TO DO:
Repeat every record below exactly, leaving out the pictures.

[Stored data entries]

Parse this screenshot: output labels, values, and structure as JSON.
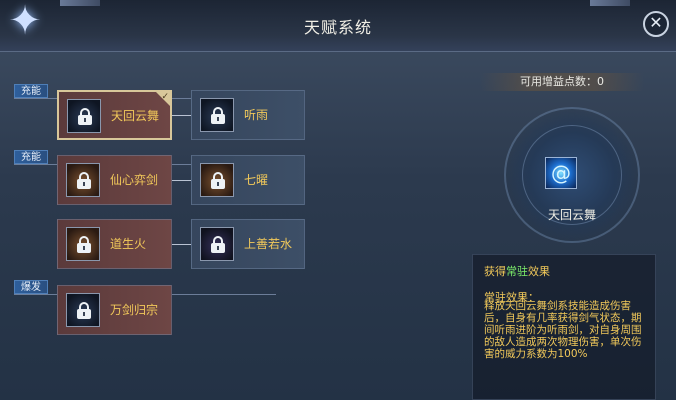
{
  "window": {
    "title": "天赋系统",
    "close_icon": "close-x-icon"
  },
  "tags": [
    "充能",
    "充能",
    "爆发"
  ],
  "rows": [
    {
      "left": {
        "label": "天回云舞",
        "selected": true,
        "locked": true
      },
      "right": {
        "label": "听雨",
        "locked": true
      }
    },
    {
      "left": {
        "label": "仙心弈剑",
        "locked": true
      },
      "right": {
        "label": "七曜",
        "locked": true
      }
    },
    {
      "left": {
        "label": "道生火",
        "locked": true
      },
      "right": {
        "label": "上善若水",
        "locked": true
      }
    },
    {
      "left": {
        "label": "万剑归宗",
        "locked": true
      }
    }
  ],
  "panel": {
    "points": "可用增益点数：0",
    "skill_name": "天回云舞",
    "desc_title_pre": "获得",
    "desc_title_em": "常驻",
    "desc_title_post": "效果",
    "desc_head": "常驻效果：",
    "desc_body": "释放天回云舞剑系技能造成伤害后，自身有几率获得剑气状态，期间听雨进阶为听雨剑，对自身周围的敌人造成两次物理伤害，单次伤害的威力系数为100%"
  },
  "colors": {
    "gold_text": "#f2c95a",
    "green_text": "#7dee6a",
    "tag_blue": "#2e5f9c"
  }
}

RESULT FOR THIS TASK:
Parse this screenshot: output labels, values, and structure as JSON.
{
  "window": {
    "title": "天赋系统",
    "close_icon": "close-x-icon"
  },
  "tags": [
    "充能",
    "充能",
    "爆发"
  ],
  "rows": [
    {
      "left": {
        "label": "天回云舞",
        "selected": true,
        "locked": true
      },
      "right": {
        "label": "听雨",
        "locked": true
      }
    },
    {
      "left": {
        "label": "仙心弈剑",
        "locked": true
      },
      "right": {
        "label": "七曜",
        "locked": true
      }
    },
    {
      "left": {
        "label": "道生火",
        "locked": true
      },
      "right": {
        "label": "上善若水",
        "locked": true
      }
    },
    {
      "left": {
        "label": "万剑归宗",
        "locked": true
      }
    }
  ],
  "panel": {
    "points": "可用增益点数：0",
    "skill_name": "天回云舞",
    "desc_title_pre": "获得",
    "desc_title_em": "常驻",
    "desc_title_post": "效果",
    "desc_head": "常驻效果：",
    "desc_body": "释放天回云舞剑系技能造成伤害后，自身有几率获得剑气状态，期间听雨进阶为听雨剑，对自身周围的敌人造成两次物理伤害，单次伤害的威力系数为100%"
  },
  "colors": {
    "gold_text": "#f2c95a",
    "green_text": "#7dee6a",
    "tag_blue": "#2e5f9c"
  }
}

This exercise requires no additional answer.